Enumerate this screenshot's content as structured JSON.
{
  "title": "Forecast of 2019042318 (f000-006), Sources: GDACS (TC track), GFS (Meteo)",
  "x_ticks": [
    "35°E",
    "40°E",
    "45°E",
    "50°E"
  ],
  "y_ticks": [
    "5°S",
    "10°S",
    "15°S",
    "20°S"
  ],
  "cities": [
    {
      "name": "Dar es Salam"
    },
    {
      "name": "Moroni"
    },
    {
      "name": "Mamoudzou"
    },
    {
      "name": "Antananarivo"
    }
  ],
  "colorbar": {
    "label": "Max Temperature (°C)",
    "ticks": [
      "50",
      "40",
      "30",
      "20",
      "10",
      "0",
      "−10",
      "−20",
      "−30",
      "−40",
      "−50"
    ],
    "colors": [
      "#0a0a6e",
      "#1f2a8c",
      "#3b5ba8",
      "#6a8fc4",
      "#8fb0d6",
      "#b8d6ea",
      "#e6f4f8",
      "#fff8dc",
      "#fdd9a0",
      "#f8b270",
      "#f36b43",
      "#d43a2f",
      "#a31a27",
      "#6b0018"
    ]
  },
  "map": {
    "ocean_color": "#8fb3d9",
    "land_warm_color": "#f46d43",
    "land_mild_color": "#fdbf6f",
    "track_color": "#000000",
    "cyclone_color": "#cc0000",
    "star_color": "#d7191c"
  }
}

- [WHAT NEEDS TO BE DONE]: Quote every entry exactly.

- [RESPONSE]:
Enumerate this screenshot's content as structured JSON.
{
  "title": "Forecast of 2019042318 (f000-006), Sources: GDACS (TC track), GFS (Meteo)",
  "x_ticks": [
    "35°E",
    "40°E",
    "45°E",
    "50°E"
  ],
  "y_ticks": [
    "5°S",
    "10°S",
    "15°S",
    "20°S"
  ],
  "cities": [
    {
      "name": "Dar es Salam"
    },
    {
      "name": "Moroni"
    },
    {
      "name": "Mamoudzou"
    },
    {
      "name": "Antananarivo"
    }
  ],
  "colorbar": {
    "label": "Max Temperature (°C)",
    "ticks": [
      "50",
      "40",
      "30",
      "20",
      "10",
      "0",
      "−10",
      "−20",
      "−30",
      "−40",
      "−50"
    ],
    "colors": [
      "#0a0a6e",
      "#1f2a8c",
      "#3b5ba8",
      "#6a8fc4",
      "#8fb0d6",
      "#b8d6ea",
      "#e6f4f8",
      "#fff8dc",
      "#fdd9a0",
      "#f8b270",
      "#f36b43",
      "#d43a2f",
      "#a31a27",
      "#6b0018"
    ]
  },
  "map": {
    "ocean_color": "#8fb3d9",
    "land_warm_color": "#f46d43",
    "land_mild_color": "#fdbf6f",
    "track_color": "#000000",
    "cyclone_color": "#cc0000",
    "star_color": "#d7191c"
  }
}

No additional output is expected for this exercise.